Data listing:

□ □ □ □ □ □ □

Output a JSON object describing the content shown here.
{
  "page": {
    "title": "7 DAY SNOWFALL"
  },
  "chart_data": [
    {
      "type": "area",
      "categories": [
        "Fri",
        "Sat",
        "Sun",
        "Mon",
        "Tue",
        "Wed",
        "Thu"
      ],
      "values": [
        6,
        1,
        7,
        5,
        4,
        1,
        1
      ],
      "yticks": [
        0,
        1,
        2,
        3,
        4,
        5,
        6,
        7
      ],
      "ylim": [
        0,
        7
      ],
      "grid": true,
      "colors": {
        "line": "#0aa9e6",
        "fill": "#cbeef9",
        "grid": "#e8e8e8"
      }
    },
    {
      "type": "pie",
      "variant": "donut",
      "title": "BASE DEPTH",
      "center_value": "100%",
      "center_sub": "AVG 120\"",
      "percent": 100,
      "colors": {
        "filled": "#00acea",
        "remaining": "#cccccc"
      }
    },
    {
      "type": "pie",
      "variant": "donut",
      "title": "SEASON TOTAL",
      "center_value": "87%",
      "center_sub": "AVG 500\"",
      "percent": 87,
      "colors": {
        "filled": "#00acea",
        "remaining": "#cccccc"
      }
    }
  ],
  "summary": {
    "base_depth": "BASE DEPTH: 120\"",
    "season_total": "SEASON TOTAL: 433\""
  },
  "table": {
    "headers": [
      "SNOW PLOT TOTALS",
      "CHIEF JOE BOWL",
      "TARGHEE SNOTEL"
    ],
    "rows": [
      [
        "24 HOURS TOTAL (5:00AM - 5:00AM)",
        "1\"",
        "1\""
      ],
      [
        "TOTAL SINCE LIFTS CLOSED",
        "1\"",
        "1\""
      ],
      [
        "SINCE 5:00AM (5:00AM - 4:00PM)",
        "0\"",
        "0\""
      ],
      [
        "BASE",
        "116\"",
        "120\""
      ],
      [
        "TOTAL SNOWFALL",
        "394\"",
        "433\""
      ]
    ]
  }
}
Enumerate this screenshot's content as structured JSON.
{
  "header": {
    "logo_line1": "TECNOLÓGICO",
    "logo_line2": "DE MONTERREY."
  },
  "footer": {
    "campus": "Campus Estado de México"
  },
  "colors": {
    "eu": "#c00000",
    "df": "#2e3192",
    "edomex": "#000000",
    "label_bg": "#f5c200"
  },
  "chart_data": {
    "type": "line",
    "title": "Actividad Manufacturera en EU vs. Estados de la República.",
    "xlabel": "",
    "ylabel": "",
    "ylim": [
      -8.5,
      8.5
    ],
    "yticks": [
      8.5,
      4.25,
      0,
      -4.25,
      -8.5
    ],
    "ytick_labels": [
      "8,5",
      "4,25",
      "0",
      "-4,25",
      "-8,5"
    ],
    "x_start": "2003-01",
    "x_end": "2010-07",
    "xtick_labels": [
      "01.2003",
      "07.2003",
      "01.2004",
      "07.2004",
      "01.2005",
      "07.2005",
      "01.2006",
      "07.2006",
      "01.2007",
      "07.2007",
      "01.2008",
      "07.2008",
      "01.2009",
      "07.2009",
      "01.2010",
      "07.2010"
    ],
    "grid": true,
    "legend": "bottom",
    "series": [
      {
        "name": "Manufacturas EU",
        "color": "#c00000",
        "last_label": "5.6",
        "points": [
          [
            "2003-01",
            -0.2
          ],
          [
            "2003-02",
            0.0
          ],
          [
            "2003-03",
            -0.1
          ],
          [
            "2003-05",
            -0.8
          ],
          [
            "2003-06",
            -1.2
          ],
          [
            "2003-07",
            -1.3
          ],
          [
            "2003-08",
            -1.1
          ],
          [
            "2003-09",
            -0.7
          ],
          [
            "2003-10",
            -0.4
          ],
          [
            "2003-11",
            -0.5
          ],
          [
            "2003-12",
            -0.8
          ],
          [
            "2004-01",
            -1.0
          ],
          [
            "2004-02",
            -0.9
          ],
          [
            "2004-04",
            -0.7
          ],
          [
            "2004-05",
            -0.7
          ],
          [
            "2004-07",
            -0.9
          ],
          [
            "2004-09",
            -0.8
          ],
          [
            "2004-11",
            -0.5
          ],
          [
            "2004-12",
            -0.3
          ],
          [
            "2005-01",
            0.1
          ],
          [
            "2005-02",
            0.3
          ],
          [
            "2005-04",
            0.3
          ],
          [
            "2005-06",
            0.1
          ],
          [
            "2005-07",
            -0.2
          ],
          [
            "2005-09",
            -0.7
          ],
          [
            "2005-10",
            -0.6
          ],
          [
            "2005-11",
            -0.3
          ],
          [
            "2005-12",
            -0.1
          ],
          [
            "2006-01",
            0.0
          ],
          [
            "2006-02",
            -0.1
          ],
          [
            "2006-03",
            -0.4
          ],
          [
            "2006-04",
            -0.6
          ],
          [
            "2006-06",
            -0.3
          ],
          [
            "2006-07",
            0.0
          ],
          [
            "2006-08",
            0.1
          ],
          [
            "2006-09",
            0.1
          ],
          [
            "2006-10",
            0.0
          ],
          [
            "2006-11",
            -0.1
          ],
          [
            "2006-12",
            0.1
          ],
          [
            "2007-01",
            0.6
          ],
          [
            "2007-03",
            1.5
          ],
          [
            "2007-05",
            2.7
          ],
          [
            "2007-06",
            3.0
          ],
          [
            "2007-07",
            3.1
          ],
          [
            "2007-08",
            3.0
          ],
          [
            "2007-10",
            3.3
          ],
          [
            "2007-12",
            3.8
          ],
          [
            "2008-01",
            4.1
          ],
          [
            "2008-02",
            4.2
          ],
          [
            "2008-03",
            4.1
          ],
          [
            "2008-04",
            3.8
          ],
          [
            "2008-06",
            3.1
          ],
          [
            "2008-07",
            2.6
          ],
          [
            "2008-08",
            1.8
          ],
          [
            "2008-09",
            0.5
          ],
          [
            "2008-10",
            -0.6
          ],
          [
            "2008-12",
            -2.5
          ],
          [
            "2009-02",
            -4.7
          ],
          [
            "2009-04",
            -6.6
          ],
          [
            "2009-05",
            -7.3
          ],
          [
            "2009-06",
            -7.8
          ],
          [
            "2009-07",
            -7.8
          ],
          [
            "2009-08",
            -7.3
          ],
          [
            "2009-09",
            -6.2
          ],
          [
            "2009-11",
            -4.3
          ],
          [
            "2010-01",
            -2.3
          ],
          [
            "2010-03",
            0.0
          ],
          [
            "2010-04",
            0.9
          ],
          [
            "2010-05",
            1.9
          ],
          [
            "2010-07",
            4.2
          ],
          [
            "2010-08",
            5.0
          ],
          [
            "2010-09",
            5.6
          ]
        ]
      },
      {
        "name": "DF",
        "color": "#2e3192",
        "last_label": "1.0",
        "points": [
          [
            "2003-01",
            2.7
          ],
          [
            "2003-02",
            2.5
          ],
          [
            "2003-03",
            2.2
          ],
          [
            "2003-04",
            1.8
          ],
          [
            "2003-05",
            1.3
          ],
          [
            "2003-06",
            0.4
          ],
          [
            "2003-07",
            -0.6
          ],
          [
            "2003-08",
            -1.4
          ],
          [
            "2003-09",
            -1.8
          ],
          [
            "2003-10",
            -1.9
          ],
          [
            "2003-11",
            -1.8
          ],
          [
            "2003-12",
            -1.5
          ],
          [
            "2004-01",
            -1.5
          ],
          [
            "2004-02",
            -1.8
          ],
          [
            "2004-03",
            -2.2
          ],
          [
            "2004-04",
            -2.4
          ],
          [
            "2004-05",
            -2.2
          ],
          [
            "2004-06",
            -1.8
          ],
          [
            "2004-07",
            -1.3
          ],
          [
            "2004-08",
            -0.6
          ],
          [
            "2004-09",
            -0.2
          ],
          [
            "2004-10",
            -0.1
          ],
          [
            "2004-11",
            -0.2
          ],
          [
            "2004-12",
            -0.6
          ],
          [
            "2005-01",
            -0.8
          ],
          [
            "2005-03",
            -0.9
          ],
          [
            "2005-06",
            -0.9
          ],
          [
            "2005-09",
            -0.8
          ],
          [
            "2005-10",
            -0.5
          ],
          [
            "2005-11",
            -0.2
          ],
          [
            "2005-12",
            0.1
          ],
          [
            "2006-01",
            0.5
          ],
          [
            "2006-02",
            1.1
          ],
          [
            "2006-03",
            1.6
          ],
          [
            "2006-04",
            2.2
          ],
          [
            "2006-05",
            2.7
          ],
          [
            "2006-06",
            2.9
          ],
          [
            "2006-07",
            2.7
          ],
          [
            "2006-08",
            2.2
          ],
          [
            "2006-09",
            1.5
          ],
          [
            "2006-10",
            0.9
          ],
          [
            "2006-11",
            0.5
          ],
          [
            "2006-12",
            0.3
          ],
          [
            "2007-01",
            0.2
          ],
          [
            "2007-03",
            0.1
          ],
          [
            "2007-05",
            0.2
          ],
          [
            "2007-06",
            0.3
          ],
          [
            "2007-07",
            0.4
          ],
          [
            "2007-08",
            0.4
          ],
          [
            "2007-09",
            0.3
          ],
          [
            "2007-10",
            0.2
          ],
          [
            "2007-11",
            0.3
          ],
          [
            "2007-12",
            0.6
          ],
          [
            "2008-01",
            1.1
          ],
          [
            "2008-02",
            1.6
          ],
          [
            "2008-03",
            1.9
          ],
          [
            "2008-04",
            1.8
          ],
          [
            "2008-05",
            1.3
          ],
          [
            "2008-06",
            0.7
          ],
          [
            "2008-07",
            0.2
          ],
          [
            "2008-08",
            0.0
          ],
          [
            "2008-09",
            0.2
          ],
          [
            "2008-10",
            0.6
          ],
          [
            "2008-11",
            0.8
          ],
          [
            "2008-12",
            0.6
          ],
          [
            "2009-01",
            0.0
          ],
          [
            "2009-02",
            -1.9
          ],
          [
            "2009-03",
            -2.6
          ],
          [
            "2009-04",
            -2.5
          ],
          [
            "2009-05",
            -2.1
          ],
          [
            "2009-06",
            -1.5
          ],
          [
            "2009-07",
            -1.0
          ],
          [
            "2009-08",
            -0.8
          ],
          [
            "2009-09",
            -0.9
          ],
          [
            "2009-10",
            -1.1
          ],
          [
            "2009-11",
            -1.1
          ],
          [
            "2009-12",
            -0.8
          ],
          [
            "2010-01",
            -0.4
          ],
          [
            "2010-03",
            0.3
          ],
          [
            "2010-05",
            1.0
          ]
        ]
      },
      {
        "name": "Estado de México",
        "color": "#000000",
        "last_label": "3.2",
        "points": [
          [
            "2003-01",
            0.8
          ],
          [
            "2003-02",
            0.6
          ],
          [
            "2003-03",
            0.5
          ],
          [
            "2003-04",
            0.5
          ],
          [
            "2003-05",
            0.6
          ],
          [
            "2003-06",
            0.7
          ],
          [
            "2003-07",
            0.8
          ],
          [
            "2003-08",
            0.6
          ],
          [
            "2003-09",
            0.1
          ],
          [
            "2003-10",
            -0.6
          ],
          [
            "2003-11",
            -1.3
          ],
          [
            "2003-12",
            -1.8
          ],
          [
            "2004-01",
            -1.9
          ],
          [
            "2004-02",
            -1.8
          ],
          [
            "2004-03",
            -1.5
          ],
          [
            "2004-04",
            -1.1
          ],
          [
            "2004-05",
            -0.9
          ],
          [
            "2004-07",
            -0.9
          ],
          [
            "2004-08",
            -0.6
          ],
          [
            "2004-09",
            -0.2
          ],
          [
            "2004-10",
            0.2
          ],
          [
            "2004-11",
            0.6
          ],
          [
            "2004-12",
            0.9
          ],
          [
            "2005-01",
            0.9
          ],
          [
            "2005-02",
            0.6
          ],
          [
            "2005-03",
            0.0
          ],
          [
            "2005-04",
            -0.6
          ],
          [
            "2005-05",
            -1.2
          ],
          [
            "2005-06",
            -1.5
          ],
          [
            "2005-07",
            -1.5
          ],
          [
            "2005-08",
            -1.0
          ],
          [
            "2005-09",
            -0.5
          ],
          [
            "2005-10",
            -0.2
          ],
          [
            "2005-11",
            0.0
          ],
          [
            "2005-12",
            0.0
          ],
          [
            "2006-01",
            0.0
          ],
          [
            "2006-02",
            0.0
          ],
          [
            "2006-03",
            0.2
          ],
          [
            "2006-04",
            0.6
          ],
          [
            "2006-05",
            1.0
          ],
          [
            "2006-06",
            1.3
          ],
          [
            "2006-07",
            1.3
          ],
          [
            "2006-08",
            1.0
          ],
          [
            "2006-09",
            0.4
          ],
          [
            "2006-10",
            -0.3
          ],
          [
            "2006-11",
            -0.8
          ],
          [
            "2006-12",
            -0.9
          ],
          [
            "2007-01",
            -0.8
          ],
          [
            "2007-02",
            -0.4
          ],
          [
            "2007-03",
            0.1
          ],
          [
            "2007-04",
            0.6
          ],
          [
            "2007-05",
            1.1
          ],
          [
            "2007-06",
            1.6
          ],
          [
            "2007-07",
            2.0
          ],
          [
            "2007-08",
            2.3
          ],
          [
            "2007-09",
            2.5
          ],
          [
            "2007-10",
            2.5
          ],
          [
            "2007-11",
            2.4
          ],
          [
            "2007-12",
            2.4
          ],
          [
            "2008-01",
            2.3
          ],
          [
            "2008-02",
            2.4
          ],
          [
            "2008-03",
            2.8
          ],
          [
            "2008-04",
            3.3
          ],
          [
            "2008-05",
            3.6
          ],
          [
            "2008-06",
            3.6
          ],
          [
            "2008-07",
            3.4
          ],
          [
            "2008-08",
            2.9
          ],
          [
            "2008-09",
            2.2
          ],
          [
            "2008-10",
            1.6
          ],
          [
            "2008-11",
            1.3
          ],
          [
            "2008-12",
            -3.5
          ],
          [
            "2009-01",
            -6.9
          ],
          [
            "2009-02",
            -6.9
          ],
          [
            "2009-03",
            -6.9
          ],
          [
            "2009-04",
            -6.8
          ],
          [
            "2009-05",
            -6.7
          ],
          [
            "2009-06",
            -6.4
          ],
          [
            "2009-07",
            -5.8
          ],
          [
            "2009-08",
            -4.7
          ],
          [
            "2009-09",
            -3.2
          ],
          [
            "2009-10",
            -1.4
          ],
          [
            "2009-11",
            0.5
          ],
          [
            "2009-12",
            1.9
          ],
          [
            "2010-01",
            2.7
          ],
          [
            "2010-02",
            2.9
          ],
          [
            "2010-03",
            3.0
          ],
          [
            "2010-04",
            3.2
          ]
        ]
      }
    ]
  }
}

□ □ □ □ □ □ □

EXERCISE: Copy out each line that contains the word "JSON".

EXPECTED ANSWER:
Output a JSON object describing the content shown here.
Enumerate this screenshot's content as structured JSON.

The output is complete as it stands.